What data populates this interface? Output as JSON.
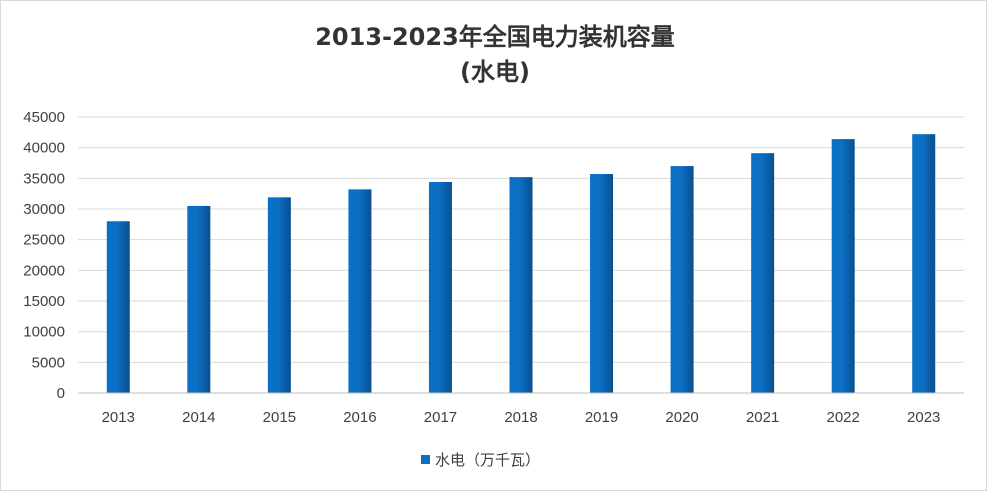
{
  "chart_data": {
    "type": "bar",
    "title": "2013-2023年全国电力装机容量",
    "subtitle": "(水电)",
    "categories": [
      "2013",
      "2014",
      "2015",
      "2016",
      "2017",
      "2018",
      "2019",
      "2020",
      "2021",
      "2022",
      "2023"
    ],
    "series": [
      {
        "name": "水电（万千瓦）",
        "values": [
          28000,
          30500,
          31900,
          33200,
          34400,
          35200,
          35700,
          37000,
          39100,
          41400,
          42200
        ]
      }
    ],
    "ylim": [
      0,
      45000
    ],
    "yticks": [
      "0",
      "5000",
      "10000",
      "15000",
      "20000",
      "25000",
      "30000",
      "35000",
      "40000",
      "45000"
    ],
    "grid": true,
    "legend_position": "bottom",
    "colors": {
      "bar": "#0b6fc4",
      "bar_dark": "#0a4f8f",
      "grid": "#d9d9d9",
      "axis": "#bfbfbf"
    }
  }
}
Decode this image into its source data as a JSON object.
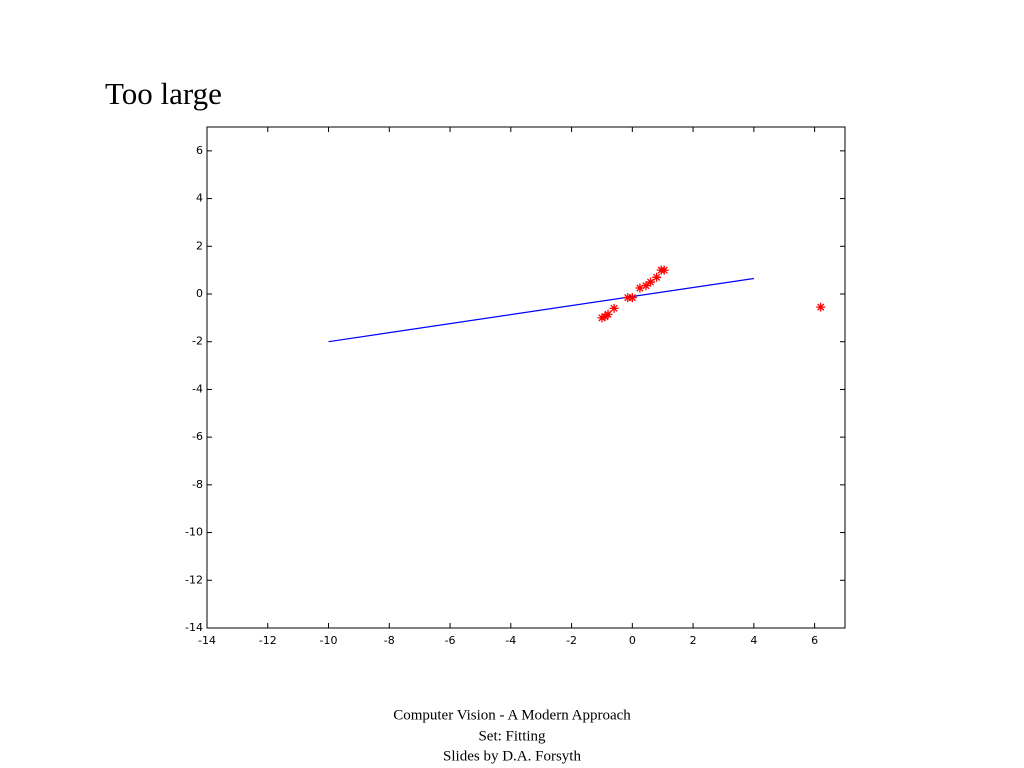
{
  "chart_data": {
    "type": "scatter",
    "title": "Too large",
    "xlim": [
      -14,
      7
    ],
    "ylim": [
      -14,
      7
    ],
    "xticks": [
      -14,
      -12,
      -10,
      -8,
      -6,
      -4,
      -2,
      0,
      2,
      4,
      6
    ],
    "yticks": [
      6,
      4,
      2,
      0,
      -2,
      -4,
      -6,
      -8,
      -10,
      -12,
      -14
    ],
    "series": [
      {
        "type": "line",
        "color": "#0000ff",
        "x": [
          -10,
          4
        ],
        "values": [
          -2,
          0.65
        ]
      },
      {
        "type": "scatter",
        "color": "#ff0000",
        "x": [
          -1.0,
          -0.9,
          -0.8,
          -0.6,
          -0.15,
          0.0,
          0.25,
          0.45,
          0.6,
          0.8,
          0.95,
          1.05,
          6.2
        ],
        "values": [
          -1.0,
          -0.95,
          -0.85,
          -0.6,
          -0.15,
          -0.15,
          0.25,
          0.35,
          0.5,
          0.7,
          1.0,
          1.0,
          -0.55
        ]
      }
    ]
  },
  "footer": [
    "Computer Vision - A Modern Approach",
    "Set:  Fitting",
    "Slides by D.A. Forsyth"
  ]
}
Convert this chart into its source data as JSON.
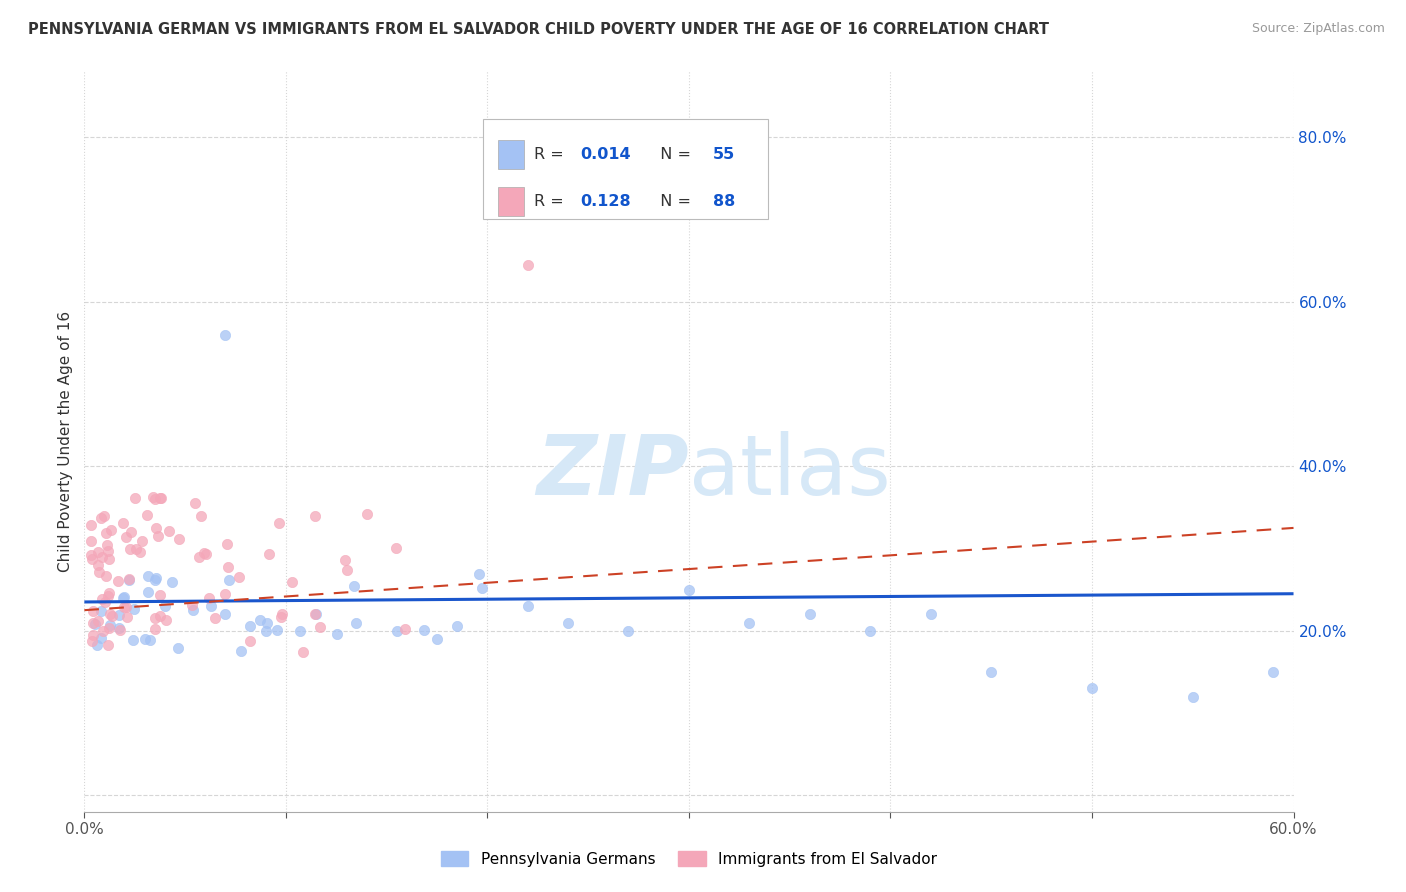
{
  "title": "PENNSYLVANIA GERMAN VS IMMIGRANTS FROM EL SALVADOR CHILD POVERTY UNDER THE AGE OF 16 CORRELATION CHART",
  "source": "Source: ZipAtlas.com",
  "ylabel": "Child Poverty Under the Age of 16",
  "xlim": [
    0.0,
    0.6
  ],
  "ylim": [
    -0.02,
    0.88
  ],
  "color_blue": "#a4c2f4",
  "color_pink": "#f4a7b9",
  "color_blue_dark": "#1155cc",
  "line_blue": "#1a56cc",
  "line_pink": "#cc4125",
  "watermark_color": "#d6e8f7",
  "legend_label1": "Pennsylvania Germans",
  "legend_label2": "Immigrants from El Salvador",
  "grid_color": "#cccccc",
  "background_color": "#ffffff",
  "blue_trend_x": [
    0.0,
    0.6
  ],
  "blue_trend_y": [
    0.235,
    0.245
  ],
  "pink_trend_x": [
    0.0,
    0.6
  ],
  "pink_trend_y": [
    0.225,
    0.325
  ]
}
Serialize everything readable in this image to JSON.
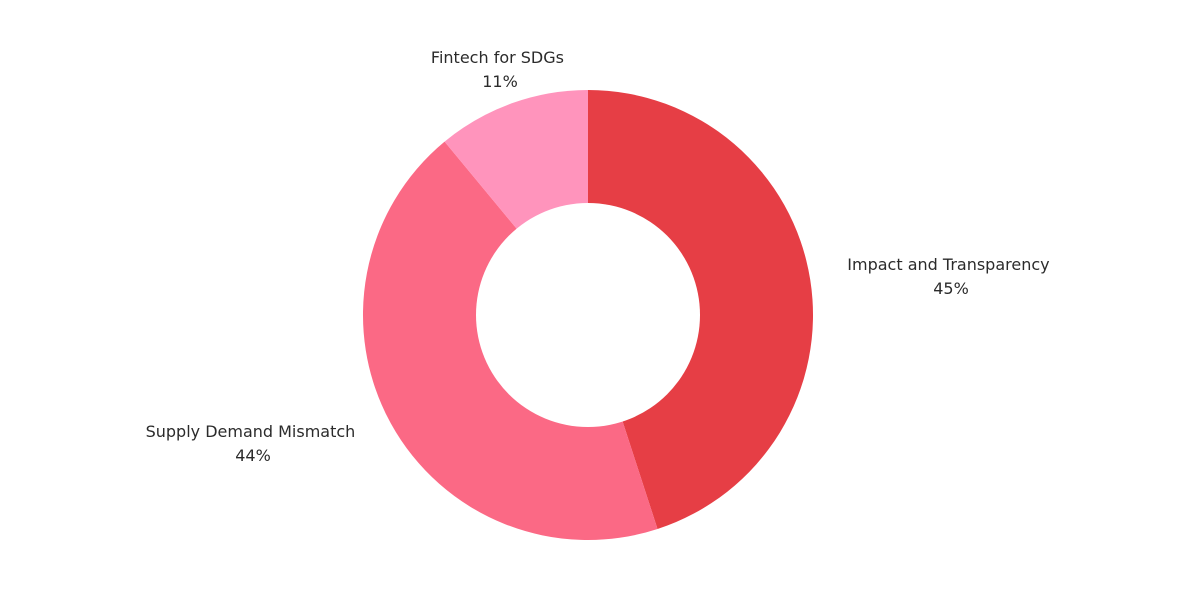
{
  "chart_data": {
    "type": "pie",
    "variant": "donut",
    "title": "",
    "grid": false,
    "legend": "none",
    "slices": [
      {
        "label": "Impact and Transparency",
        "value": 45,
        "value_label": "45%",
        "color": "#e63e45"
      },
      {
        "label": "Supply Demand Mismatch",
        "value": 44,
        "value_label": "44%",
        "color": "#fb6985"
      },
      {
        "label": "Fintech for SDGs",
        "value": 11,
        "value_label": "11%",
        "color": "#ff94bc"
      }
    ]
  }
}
= = =
__Directive__.
Exclude all images and restate the records above word for word.

__In response__.
What data populates this interface? Output as JSON.
{
  "chart_data": {
    "type": "bar",
    "title": "2013-2023年全国电力装机容量",
    "subtitle": "(水电)",
    "categories": [
      "2013",
      "2014",
      "2015",
      "2016",
      "2017",
      "2018",
      "2019",
      "2020",
      "2021",
      "2022",
      "2023"
    ],
    "series": [
      {
        "name": "水电（万千瓦）",
        "values": [
          28000,
          30500,
          31900,
          33200,
          34400,
          35200,
          35700,
          37000,
          39100,
          41400,
          42200
        ]
      }
    ],
    "ylim": [
      0,
      45000
    ],
    "yticks": [
      "0",
      "5000",
      "10000",
      "15000",
      "20000",
      "25000",
      "30000",
      "35000",
      "40000",
      "45000"
    ],
    "grid": true,
    "legend_position": "bottom",
    "colors": {
      "bar": "#0b6fc4",
      "bar_dark": "#0a4f8f",
      "grid": "#d9d9d9",
      "axis": "#bfbfbf"
    }
  }
}
Decode this image into its source data as a JSON object.
{
  "chart_data": {
    "type": "scatter",
    "title": "Too large",
    "xlim": [
      -14,
      7
    ],
    "ylim": [
      -14,
      7
    ],
    "xticks": [
      -14,
      -12,
      -10,
      -8,
      -6,
      -4,
      -2,
      0,
      2,
      4,
      6
    ],
    "yticks": [
      6,
      4,
      2,
      0,
      -2,
      -4,
      -6,
      -8,
      -10,
      -12,
      -14
    ],
    "series": [
      {
        "type": "line",
        "color": "#0000ff",
        "x": [
          -10,
          4
        ],
        "values": [
          -2,
          0.65
        ]
      },
      {
        "type": "scatter",
        "color": "#ff0000",
        "x": [
          -1.0,
          -0.9,
          -0.8,
          -0.6,
          -0.15,
          0.0,
          0.25,
          0.45,
          0.6,
          0.8,
          0.95,
          1.05,
          6.2
        ],
        "values": [
          -1.0,
          -0.95,
          -0.85,
          -0.6,
          -0.15,
          -0.15,
          0.25,
          0.35,
          0.5,
          0.7,
          1.0,
          1.0,
          -0.55
        ]
      }
    ]
  },
  "footer": [
    "Computer Vision - A Modern Approach",
    "Set:  Fitting",
    "Slides by D.A. Forsyth"
  ]
}
Convert this chart into its source data as JSON.
{
  "title": "PENNSYLVANIA GERMAN VS IMMIGRANTS FROM EL SALVADOR CHILD POVERTY UNDER THE AGE OF 16 CORRELATION CHART",
  "source": "Source: ZipAtlas.com",
  "ylabel": "Child Poverty Under the Age of 16",
  "xlim": [
    0.0,
    0.6
  ],
  "ylim": [
    -0.02,
    0.88
  ],
  "color_blue": "#a4c2f4",
  "color_pink": "#f4a7b9",
  "color_blue_dark": "#1155cc",
  "line_blue": "#1a56cc",
  "line_pink": "#cc4125",
  "watermark_color": "#d6e8f7",
  "legend_label1": "Pennsylvania Germans",
  "legend_label2": "Immigrants from El Salvador",
  "grid_color": "#cccccc",
  "background_color": "#ffffff",
  "blue_trend_x": [
    0.0,
    0.6
  ],
  "blue_trend_y": [
    0.235,
    0.245
  ],
  "pink_trend_x": [
    0.0,
    0.6
  ],
  "pink_trend_y": [
    0.225,
    0.325
  ]
}
Serialize everything readable in this image to JSON.
{
  "chart_data": {
    "type": "pie",
    "variant": "donut",
    "title": "",
    "grid": false,
    "legend": "none",
    "slices": [
      {
        "label": "Impact and Transparency",
        "value": 45,
        "value_label": "45%",
        "color": "#e63e45"
      },
      {
        "label": "Supply Demand Mismatch",
        "value": 44,
        "value_label": "44%",
        "color": "#fb6985"
      },
      {
        "label": "Fintech for SDGs",
        "value": 11,
        "value_label": "11%",
        "color": "#ff94bc"
      }
    ]
  }
}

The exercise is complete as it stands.